» EXERCISE REQUIREMENTS
Arrange the lines of all the entries below as a numbered list, omitting blank lines and leaving the pictures out.

» PROVIDED ENTRIES
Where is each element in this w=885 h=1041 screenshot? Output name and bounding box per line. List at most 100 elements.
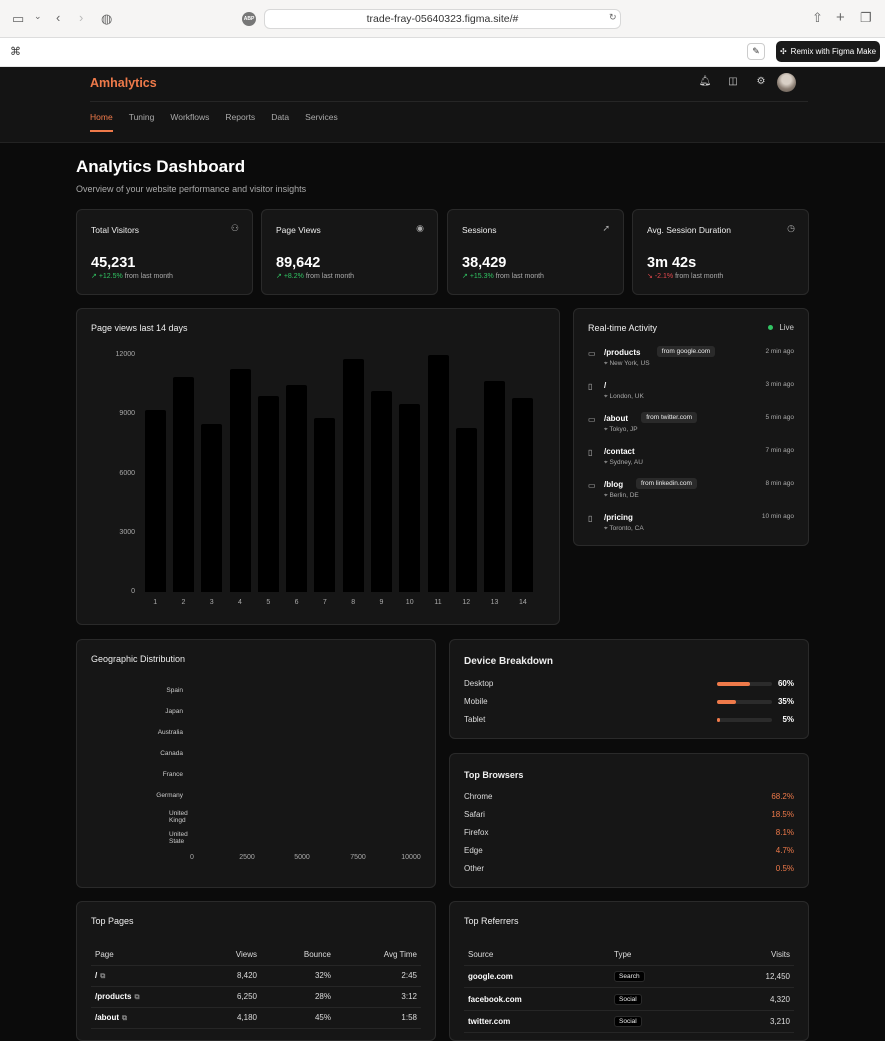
- activity-path[interactable]: /about: [604, 414, 628, 423]
- source-badge: from linkedin.com: [636, 478, 697, 489]
- country-label: Canada: [160, 750, 183, 757]
- activity-item[interactable]: ▭ /blog from linkedin.com ⌖ Berlin, DE 8 min…: [588, 478, 794, 509]
- cell-views: 8,420: [236, 971, 257, 980]
- referrer-source[interactable]: google.com: [468, 972, 513, 981]
- chevron-down-icon[interactable]: ⌄: [34, 11, 42, 22]
- activity-path[interactable]: /: [604, 381, 606, 390]
- remix-button[interactable]: ✣ Remix with Figma Make: [776, 41, 880, 62]
- remix-label: Remix with Figma Make: [790, 47, 877, 56]
- new-tab-icon[interactable]: +: [836, 9, 845, 26]
- nav-reports[interactable]: Reports: [225, 112, 255, 122]
- activity-path[interactable]: /products: [604, 348, 640, 357]
- activity-item[interactable]: ▭ /products from google.com ⌖ New York, US 2…: [588, 346, 794, 377]
- page-link[interactable]: /products ⧉: [95, 992, 139, 1002]
- gear-icon[interactable]: ⚙: [754, 74, 768, 88]
- column-header: Bounce: [303, 950, 331, 959]
- activity-item[interactable]: ▯ /pricing ⌖ Toronto, CA 10 min ago: [588, 512, 794, 542]
- chart-bar[interactable]: [229, 368, 251, 592]
- stat-card-sessions: Sessions ➚ 38,429 ↗ +15.3% from last mon…: [447, 209, 624, 295]
- y-tick-label: 3000: [119, 528, 135, 536]
- top-pages-card: Top Pages Page Views Bounce Avg Time / ⧉ 8,420…: [76, 901, 436, 1041]
- page-link[interactable]: /about ⧉: [95, 1013, 127, 1023]
- avatar[interactable]: [777, 73, 796, 92]
- geo-title: Geographic Distribution: [91, 654, 186, 664]
- activity-location: ⌖ Berlin, DE: [604, 492, 639, 500]
- nav-data[interactable]: Data: [271, 112, 289, 122]
- adblock-icon[interactable]: ABP: [242, 12, 256, 26]
- column-header: Page: [95, 950, 114, 959]
- tabs-icon[interactable]: ❐: [860, 10, 872, 26]
- page-path: /about: [95, 1013, 119, 1022]
- share-icon[interactable]: ⇧: [812, 10, 823, 26]
- activity-item[interactable]: ▯ / ⌖ London, UK 3 min ago: [588, 380, 794, 410]
- browsers-card: Top Browsers Chrome 68.2% Safari 18.5% Firef…: [449, 753, 809, 888]
- activity-item[interactable]: ▭ /about from twitter.com ⌖ Tokyo, JP 5 min …: [588, 412, 794, 443]
- location-text: London, UK: [609, 393, 644, 400]
- activity-path[interactable]: /blog: [604, 480, 623, 489]
- x-tick-label: 13: [490, 599, 499, 606]
- device-progress-fill: [717, 682, 750, 686]
- country-label: Australia: [157, 729, 183, 736]
- country-label: United Kingd: [169, 810, 188, 824]
- bell-icon[interactable]: 🔔︎: [698, 74, 712, 88]
- brand-logo[interactable]: Amhalytics: [90, 76, 157, 90]
- chart-bar[interactable]: [144, 410, 166, 592]
- nav-tuning[interactable]: Tuning: [129, 112, 155, 122]
- chart-bar[interactable]: [370, 390, 392, 592]
- chart-bar[interactable]: [201, 424, 223, 592]
- chart-bar[interactable]: [257, 396, 279, 592]
- cell-time: 3:12: [401, 992, 417, 1001]
- browser-row: Safari 18.5%: [464, 810, 794, 822]
- chart-bar[interactable]: [314, 418, 336, 592]
- realtime-title: Real-time Activity: [588, 323, 658, 333]
- reload-icon[interactable]: ↻: [609, 12, 617, 23]
- row-divider: [464, 987, 794, 988]
- browser-percent: 18.5%: [771, 810, 794, 819]
- activity-time: 2 min ago: [765, 348, 794, 355]
- activity-item[interactable]: ▯ /contact ⌖ Sydney, AU 7 min ago: [588, 446, 794, 476]
- referrer-source[interactable]: facebook.com: [468, 995, 522, 1004]
- cell-time: 2:45: [401, 971, 417, 980]
- figma-logo-icon[interactable]: ⌘: [10, 45, 21, 58]
- forward-icon[interactable]: ›: [79, 10, 83, 25]
- x-tick-label: 5000: [294, 854, 310, 861]
- chart-bar[interactable]: [286, 384, 308, 592]
- shield-icon[interactable]: ◍: [101, 11, 112, 27]
- x-tick-label: 9: [379, 599, 384, 606]
- referrer-source[interactable]: twitter.com: [468, 1017, 510, 1026]
- chart-bar[interactable]: [399, 404, 421, 592]
- nav-services[interactable]: Services: [305, 112, 338, 122]
- realtime-card: Real-time Activity Live ▭ /products from g…: [573, 308, 809, 546]
- activity-path[interactable]: /contact: [604, 447, 635, 456]
- sidebar-toggle-icon[interactable]: ▭: [12, 11, 24, 27]
- chart-bar[interactable]: [172, 376, 194, 592]
- page-link[interactable]: / ⧉: [95, 971, 105, 981]
- nav-home[interactable]: Home: [90, 112, 113, 132]
- browser-percent: 0.5%: [775, 864, 794, 873]
- address-bar[interactable]: trade-fray-05640323.figma.site/#: [264, 9, 621, 29]
- activity-time: 7 min ago: [765, 447, 794, 454]
- device-percent: 60%: [777, 679, 794, 688]
- browser-row: Edge 4.7%: [464, 846, 794, 858]
- x-tick-label: 5: [266, 599, 271, 606]
- bot-icon[interactable]: ◫: [726, 74, 740, 88]
- chart-bar[interactable]: [427, 355, 449, 592]
- page-path: /products: [95, 992, 132, 1001]
- chart-bar[interactable]: [512, 398, 534, 592]
- referrer-type-badge: Search: [614, 971, 645, 982]
- feedback-icon[interactable]: ✎: [747, 43, 765, 60]
- chart-bar[interactable]: [484, 380, 506, 592]
- activity-path[interactable]: /pricing: [604, 513, 633, 522]
- external-link-icon[interactable]: ⧉: [100, 973, 105, 980]
- nav-workflows[interactable]: Workflows: [170, 112, 209, 122]
- device-percent: 5%: [782, 715, 794, 724]
- x-tick-label: 7: [322, 599, 327, 606]
- trend-down-icon: ↘: [647, 273, 655, 280]
- external-link-icon[interactable]: ⧉: [122, 1015, 127, 1022]
- chart-bar[interactable]: [455, 428, 477, 592]
- chart-bar[interactable]: [342, 358, 364, 592]
- back-icon[interactable]: ‹: [56, 10, 60, 25]
- x-tick-label: 1: [153, 599, 158, 606]
- referrer-visits: 12,450: [765, 972, 790, 981]
- external-link-icon[interactable]: ⧉: [134, 994, 139, 1001]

» SOLUTION FOR THIS TASK
1. Where is each element in this w=885 h=1041 screenshot? Output name and bounding box per line. List at most 100 elements.
2. - activity-path[interactable]: /about: [604, 414, 628, 423]
3. - source-badge: from linkedin.com: [636, 478, 697, 489]
4. - country-label: Canada: [160, 750, 183, 757]
5. - activity-item[interactable]: ▭ /blog from linkedin.com ⌖ Berlin, DE 8 min…: [588, 478, 794, 509]
6. - cell-views: 8,420: [236, 971, 257, 980]
7. - referrer-source[interactable]: google.com: [468, 972, 513, 981]
8. - chevron-down-icon[interactable]: ⌄: [34, 11, 42, 22]
9. - activity-path[interactable]: /: [604, 381, 606, 390]
10. - remix-button[interactable]: ✣ Remix with Figma Make: [776, 41, 880, 62]
11. - remix-label: Remix with Figma Make: [790, 47, 877, 56]
12. - new-tab-icon[interactable]: +: [836, 9, 845, 26]
13. - nav-reports[interactable]: Reports: [225, 112, 255, 122]
14. - activity-path[interactable]: /products: [604, 348, 640, 357]
15. - activity-item[interactable]: ▭ /products from google.com ⌖ New York, US 2…: [588, 346, 794, 377]
16. - page-link[interactable]: /products ⧉: [95, 992, 139, 1002]
17. - gear-icon[interactable]: ⚙: [754, 74, 768, 88]
18. - column-header: Bounce: [303, 950, 331, 959]
19. - activity-item[interactable]: ▯ /pricing ⌖ Toronto, CA 10 min ago: [588, 512, 794, 542]
20. - chart-bar[interactable]: [229, 368, 251, 592]
21. - stat-card-sessions: Sessions ➚ 38,429 ↗ +15.3% from last mon…: [447, 209, 624, 295]
22. - y-tick-label: 3000: [119, 528, 135, 536]
23. - top-pages-card: Top Pages Page Views Bounce Avg Time / ⧉ 8,420…: [76, 901, 436, 1041]
24. - page-link[interactable]: /about ⧉: [95, 1013, 127, 1023]
25. - avatar[interactable]: [777, 73, 796, 92]
26. - geo-title: Geographic Distribution: [91, 654, 186, 664]
27. - activity-location: ⌖ Berlin, DE: [604, 492, 639, 500]
28. - nav-data[interactable]: Data: [271, 112, 289, 122]
29. - adblock-icon[interactable]: ABP: [242, 12, 256, 26]
30. - column-header: Page: [95, 950, 114, 959]
31. - tabs-icon[interactable]: ❐: [860, 10, 872, 26]
32. - page-path: /about: [95, 1013, 119, 1022]
33. - share-icon[interactable]: ⇧: [812, 10, 823, 26]
34. - activity-item[interactable]: ▯ / ⌖ London, UK 3 min ago: [588, 380, 794, 410]
35. - browsers-card: Top Browsers Chrome 68.2% Safari 18.5% Firef…: [449, 753, 809, 888]
36. - activity-item[interactable]: ▭ /about from twitter.com ⌖ Tokyo, JP 5 min …: [588, 412, 794, 443]
37. - location-text: London, UK: [609, 393, 644, 400]
38. - activity-path[interactable]: /blog: [604, 480, 623, 489]
39. - x-tick-label: 13: [490, 599, 499, 606]
40. - device-progress-fill: [717, 682, 750, 686]
41. - country-label: Australia: [157, 729, 183, 736]
42. - country-label: United Kingd: [169, 810, 188, 824]
43. - bell-icon[interactable]: 🔔︎: [698, 74, 712, 88]
44. - brand-logo[interactable]: Amhalytics: [90, 76, 157, 90]
45. - chart-bar[interactable]: [144, 410, 166, 592]
46. - nav-tuning[interactable]: Tuning: [129, 112, 155, 122]
47. - chart-bar[interactable]: [370, 390, 392, 592]
48. - chart-bar[interactable]: [201, 424, 223, 592]
49. - chart-bar[interactable]: [257, 396, 279, 592]
50. - cell-time: 3:12: [401, 992, 417, 1001]
51. - browser-row: Safari 18.5%: [464, 810, 794, 822]
52. - chart-bar[interactable]: [314, 418, 336, 592]
53. - realtime-title: Real-time Activity: [588, 323, 658, 333]
54. - reload-icon[interactable]: ↻: [609, 12, 617, 23]
55. - row-divider: [464, 987, 794, 988]
56. - browser-percent: 18.5%: [771, 810, 794, 819]
57. - activity-time: 2 min ago: [765, 348, 794, 355]
58. - activity-item[interactable]: ▯ /contact ⌖ Sydney, AU 7 min ago: [588, 446, 794, 476]
59. - referrer-source[interactable]: facebook.com: [468, 995, 522, 1004]
60. - cell-time: 2:45: [401, 971, 417, 980]
61. - figma-logo-icon[interactable]: ⌘: [10, 45, 21, 58]
62. - forward-icon[interactable]: ›: [79, 10, 83, 25]
63. - x-tick-label: 5000: [294, 854, 310, 861]
64. - chart-bar[interactable]: [286, 384, 308, 592]
65. - shield-icon[interactable]: ◍: [101, 11, 112, 27]
66. - x-tick-label: 9: [379, 599, 384, 606]
67. - referrer-source[interactable]: twitter.com: [468, 1017, 510, 1026]
68. - chart-bar[interactable]: [399, 404, 421, 592]
69. - nav-services[interactable]: Services: [305, 112, 338, 122]
70. - realtime-card: Real-time Activity Live ▭ /products from g…: [573, 308, 809, 546]
71. - activity-path[interactable]: /contact: [604, 447, 635, 456]
72. - sidebar-toggle-icon[interactable]: ▭: [12, 11, 24, 27]
73. - chart-bar[interactable]: [172, 376, 194, 592]
74. - page-link[interactable]: / ⧉: [95, 971, 105, 981]
75. - nav-home[interactable]: Home: [90, 112, 113, 132]
76. - browser-percent: 0.5%: [775, 864, 794, 873]
77. - address-bar[interactable]: trade-fray-05640323.figma.site/#: [264, 9, 621, 29]
78. - activity-time: 7 min ago: [765, 447, 794, 454]
79. - device-percent: 60%: [777, 679, 794, 688]
80. - browser-row: Edge 4.7%: [464, 846, 794, 858]
81. - x-tick-label: 5: [266, 599, 271, 606]
82. - bot-icon[interactable]: ◫: [726, 74, 740, 88]
83. - chart-bar[interactable]: [427, 355, 449, 592]
84. - page-path: /products: [95, 992, 132, 1001]
85. - chart-bar[interactable]: [512, 398, 534, 592]
86. - referrer-type-badge: Search: [614, 971, 645, 982]
87. - feedback-icon[interactable]: ✎: [747, 43, 765, 60]
88. - chart-bar[interactable]: [484, 380, 506, 592]
89. - activity-path[interactable]: /pricing: [604, 513, 633, 522]
90. - external-link-icon[interactable]: ⧉: [100, 973, 105, 980]
91. - nav-workflows[interactable]: Workflows: [170, 112, 209, 122]
92. - device-percent: 5%: [782, 715, 794, 724]
93. - x-tick-label: 7: [322, 599, 327, 606]
94. - trend-down-icon: ↘: [647, 273, 655, 280]
95. - external-link-icon[interactable]: ⧉: [122, 1015, 127, 1022]
96. - chart-bar[interactable]: [455, 428, 477, 592]
97. - chart-bar[interactable]: [342, 358, 364, 592]
98. - back-icon[interactable]: ‹: [56, 10, 60, 25]
99. - x-tick-label: 1: [153, 599, 158, 606]
100. - referrer-visits: 12,450: [765, 972, 790, 981]
101. - external-link-icon[interactable]: ⧉: [134, 994, 139, 1001]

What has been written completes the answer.